* Start DATA SUPPLIED *
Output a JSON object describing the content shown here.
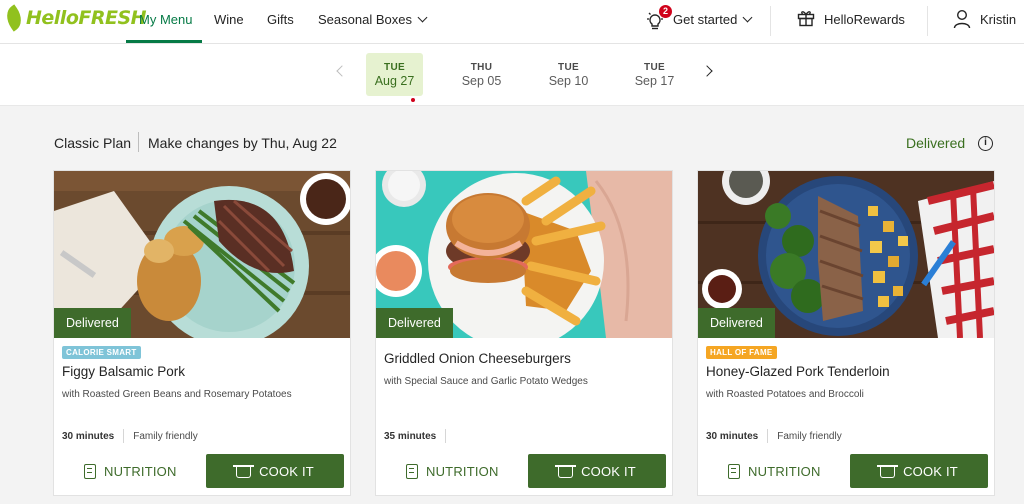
{
  "brand": {
    "name": "HelloFRESH",
    "color": "#91c11e"
  },
  "nav": {
    "items": [
      "My Menu",
      "Wine",
      "Gifts",
      "Seasonal Boxes"
    ],
    "active_color": "#067a46",
    "get_started": "Get started",
    "notification_count": "2",
    "rewards": "HelloRewards",
    "user": "Kristin"
  },
  "weeks": [
    {
      "dow": "TUE",
      "date": "Aug 27",
      "active": true
    },
    {
      "dow": "THU",
      "date": "Sep 05"
    },
    {
      "dow": "TUE",
      "date": "Sep 10"
    },
    {
      "dow": "TUE",
      "date": "Sep 17"
    }
  ],
  "plan": {
    "name": "Classic Plan",
    "deadline": "Make changes by Thu, Aug 22",
    "status": "Delivered"
  },
  "cards": [
    {
      "badge": "CALORIE SMART",
      "title": "Figgy Balsamic Pork",
      "subtitle": "with Roasted Green Beans and Rosemary Potatoes",
      "time": "30 minutes",
      "tag": "Family friendly",
      "status": "Delivered",
      "nutrition": "NUTRITION",
      "cook": "COOK IT"
    },
    {
      "title": "Griddled Onion Cheeseburgers",
      "subtitle": "with Special Sauce and Garlic Potato Wedges",
      "time": "35 minutes",
      "status": "Delivered",
      "nutrition": "NUTRITION",
      "cook": "COOK IT"
    },
    {
      "badge": "HALL OF FAME",
      "title": "Honey-Glazed Pork Tenderloin",
      "subtitle": "with Roasted Potatoes and Broccoli",
      "time": "30 minutes",
      "tag": "Family friendly",
      "status": "Delivered",
      "nutrition": "NUTRITION",
      "cook": "COOK IT"
    }
  ]
}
* End DATA SUPPLIED *
> [INSTRUCTIONS TO FOLLOW]:
Skip the pictures and print each record exactly as it stands.

> [FINAL RESULT]:
Output a JSON object describing the content shown here.
{
  "brand": {
    "name": "HelloFRESH",
    "color": "#91c11e"
  },
  "nav": {
    "items": [
      "My Menu",
      "Wine",
      "Gifts",
      "Seasonal Boxes"
    ],
    "active_color": "#067a46",
    "get_started": "Get started",
    "notification_count": "2",
    "rewards": "HelloRewards",
    "user": "Kristin"
  },
  "weeks": [
    {
      "dow": "TUE",
      "date": "Aug 27",
      "active": true
    },
    {
      "dow": "THU",
      "date": "Sep 05"
    },
    {
      "dow": "TUE",
      "date": "Sep 10"
    },
    {
      "dow": "TUE",
      "date": "Sep 17"
    }
  ],
  "plan": {
    "name": "Classic Plan",
    "deadline": "Make changes by Thu, Aug 22",
    "status": "Delivered"
  },
  "cards": [
    {
      "badge": "CALORIE SMART",
      "title": "Figgy Balsamic Pork",
      "subtitle": "with Roasted Green Beans and Rosemary Potatoes",
      "time": "30 minutes",
      "tag": "Family friendly",
      "status": "Delivered",
      "nutrition": "NUTRITION",
      "cook": "COOK IT"
    },
    {
      "title": "Griddled Onion Cheeseburgers",
      "subtitle": "with Special Sauce and Garlic Potato Wedges",
      "time": "35 minutes",
      "status": "Delivered",
      "nutrition": "NUTRITION",
      "cook": "COOK IT"
    },
    {
      "badge": "HALL OF FAME",
      "title": "Honey-Glazed Pork Tenderloin",
      "subtitle": "with Roasted Potatoes and Broccoli",
      "time": "30 minutes",
      "tag": "Family friendly",
      "status": "Delivered",
      "nutrition": "NUTRITION",
      "cook": "COOK IT"
    }
  ]
}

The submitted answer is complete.